## To be done
Where the word "value" occurs in a line, return that line.

===== Records for this exercise

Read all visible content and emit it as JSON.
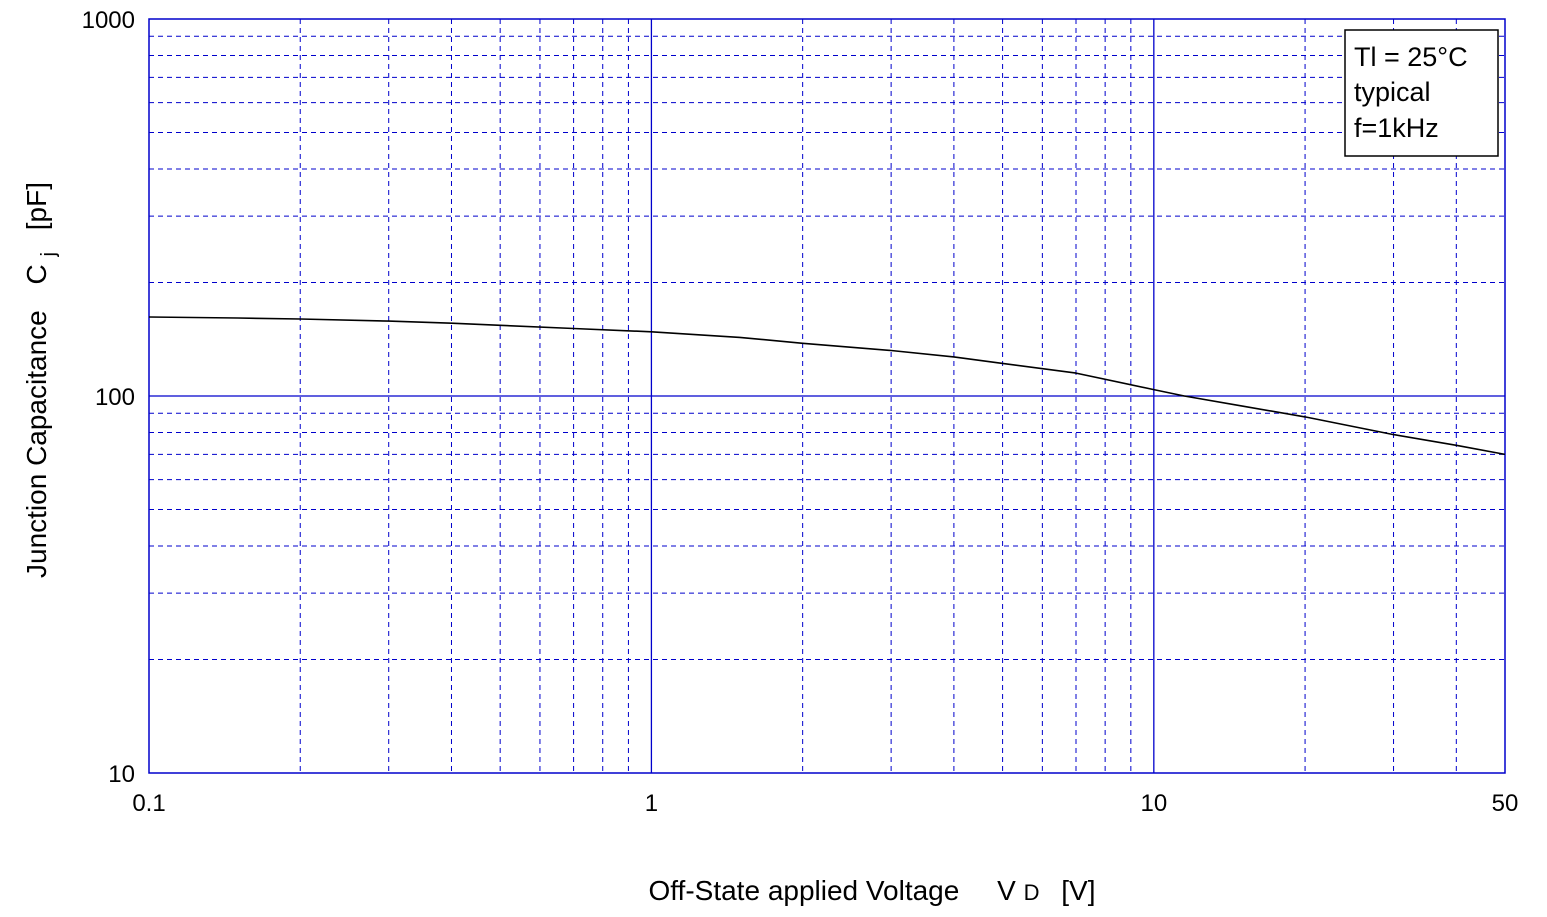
{
  "chart_data": {
    "type": "line",
    "x_scale": "log",
    "y_scale": "log",
    "xlim": [
      0.1,
      50
    ],
    "ylim": [
      10,
      1000
    ],
    "x_ticks": [
      {
        "value": 0.1,
        "label": "0.1"
      },
      {
        "value": 1,
        "label": "1"
      },
      {
        "value": 10,
        "label": "10"
      },
      {
        "value": 50,
        "label": "50"
      }
    ],
    "y_ticks": [
      {
        "value": 10,
        "label": "10"
      },
      {
        "value": 100,
        "label": "100"
      },
      {
        "value": 1000,
        "label": "1000"
      }
    ],
    "xlabel": {
      "main": "Off-State  applied  Voltage",
      "symbol": "V",
      "subscript": "D",
      "unit": "[V]"
    },
    "ylabel": {
      "main": "Junction Capacitance",
      "symbol": "C",
      "subscript": "j",
      "unit": "[pF]"
    },
    "grid": true,
    "grid_style": "dashed",
    "line_color": "#000000",
    "grid_color": "#0000cc",
    "annotation": [
      "Tl = 25°C",
      "typical",
      "f=1kHz"
    ],
    "annotation_position": "top-right",
    "series": [
      {
        "x": [
          0.1,
          0.15,
          0.2,
          0.3,
          0.4,
          0.5,
          0.7,
          1,
          1.5,
          2,
          3,
          4,
          5,
          7,
          10,
          11.5,
          15,
          20,
          30,
          40,
          50
        ],
        "y": [
          162,
          161,
          160,
          158,
          156,
          154,
          151,
          148,
          143,
          138,
          132,
          127,
          122,
          115,
          104,
          100,
          94,
          88,
          79,
          74,
          70
        ]
      }
    ]
  }
}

==========

## Exercise result
        "value": 0.1,
        "value": 1,
        "value": 10,
        "value": 50,
        "value": 10,
        "value": 100,
        "value": 1000,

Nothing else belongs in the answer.